▶ Stated problem
Exactly reproduce all the records, keeping pictures out of the copy.

______________________________

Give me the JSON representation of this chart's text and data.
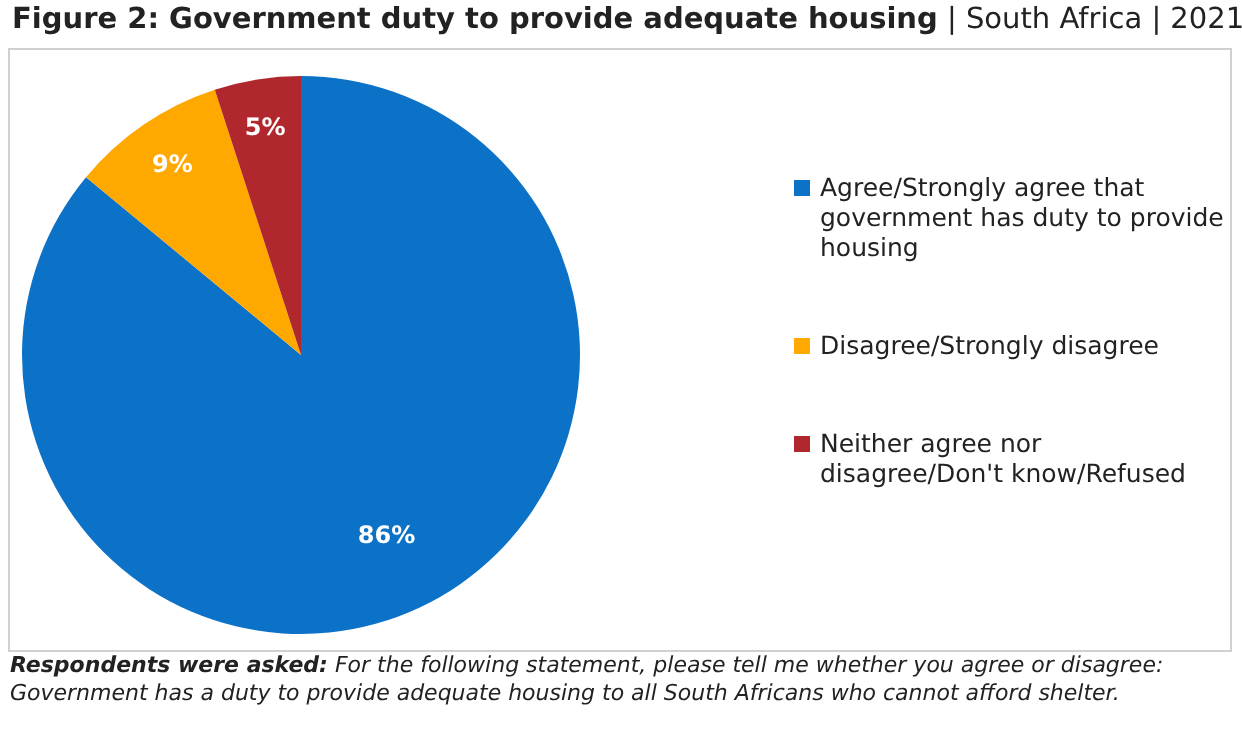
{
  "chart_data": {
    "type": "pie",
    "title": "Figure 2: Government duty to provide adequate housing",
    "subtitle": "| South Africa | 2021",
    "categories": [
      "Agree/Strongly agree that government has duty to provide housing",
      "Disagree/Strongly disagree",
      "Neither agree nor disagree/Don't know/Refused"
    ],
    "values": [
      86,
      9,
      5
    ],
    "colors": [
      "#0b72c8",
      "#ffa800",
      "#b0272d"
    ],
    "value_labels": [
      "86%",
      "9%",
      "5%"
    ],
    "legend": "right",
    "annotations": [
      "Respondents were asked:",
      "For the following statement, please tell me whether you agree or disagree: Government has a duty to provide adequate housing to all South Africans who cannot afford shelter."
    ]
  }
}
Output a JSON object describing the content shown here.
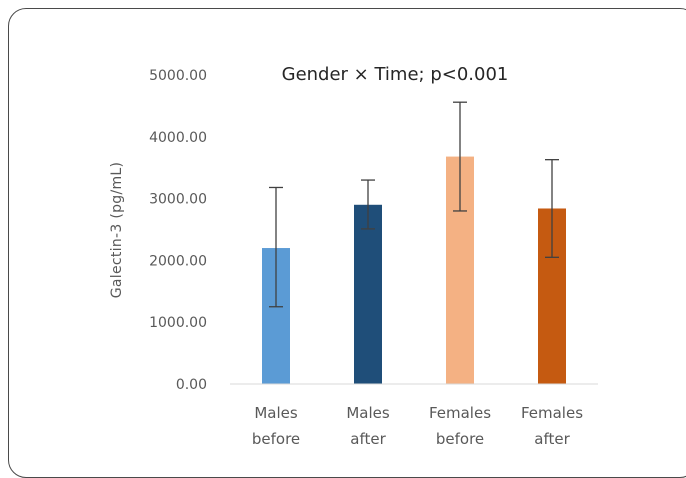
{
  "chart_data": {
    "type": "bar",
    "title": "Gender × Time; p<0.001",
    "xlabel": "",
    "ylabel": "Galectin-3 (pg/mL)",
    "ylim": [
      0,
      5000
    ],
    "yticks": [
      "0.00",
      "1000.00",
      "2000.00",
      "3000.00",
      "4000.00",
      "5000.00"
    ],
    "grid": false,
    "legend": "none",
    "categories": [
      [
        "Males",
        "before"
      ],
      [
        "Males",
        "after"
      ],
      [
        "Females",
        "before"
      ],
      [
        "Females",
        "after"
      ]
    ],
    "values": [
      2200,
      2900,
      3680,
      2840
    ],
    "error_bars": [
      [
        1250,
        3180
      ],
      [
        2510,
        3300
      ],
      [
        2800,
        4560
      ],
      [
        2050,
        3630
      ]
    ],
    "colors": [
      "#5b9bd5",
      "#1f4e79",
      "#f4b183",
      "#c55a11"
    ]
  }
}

______________________________

▶ Solution
Give me the JSON representation of this chart's text and data.
{
  "chart_data": {
    "type": "pie",
    "title": "Figure 2: Government duty to provide adequate housing",
    "subtitle": "| South Africa | 2021",
    "categories": [
      "Agree/Strongly agree that government has duty to provide housing",
      "Disagree/Strongly disagree",
      "Neither agree nor disagree/Don't know/Refused"
    ],
    "values": [
      86,
      9,
      5
    ],
    "colors": [
      "#0b72c8",
      "#ffa800",
      "#b0272d"
    ],
    "value_labels": [
      "86%",
      "9%",
      "5%"
    ],
    "legend": "right",
    "annotations": [
      "Respondents were asked:",
      "For the following statement, please tell me whether you agree or disagree: Government has a duty to provide adequate housing to all South Africans who cannot afford shelter."
    ]
  }
}
Output a JSON object describing the content shown here.
{
  "chart_data": {
    "type": "bar",
    "title": "Gender × Time; p<0.001",
    "xlabel": "",
    "ylabel": "Galectin-3 (pg/mL)",
    "ylim": [
      0,
      5000
    ],
    "yticks": [
      "0.00",
      "1000.00",
      "2000.00",
      "3000.00",
      "4000.00",
      "5000.00"
    ],
    "grid": false,
    "legend": "none",
    "categories": [
      [
        "Males",
        "before"
      ],
      [
        "Males",
        "after"
      ],
      [
        "Females",
        "before"
      ],
      [
        "Females",
        "after"
      ]
    ],
    "values": [
      2200,
      2900,
      3680,
      2840
    ],
    "error_bars": [
      [
        1250,
        3180
      ],
      [
        2510,
        3300
      ],
      [
        2800,
        4560
      ],
      [
        2050,
        3630
      ]
    ],
    "colors": [
      "#5b9bd5",
      "#1f4e79",
      "#f4b183",
      "#c55a11"
    ]
  }
}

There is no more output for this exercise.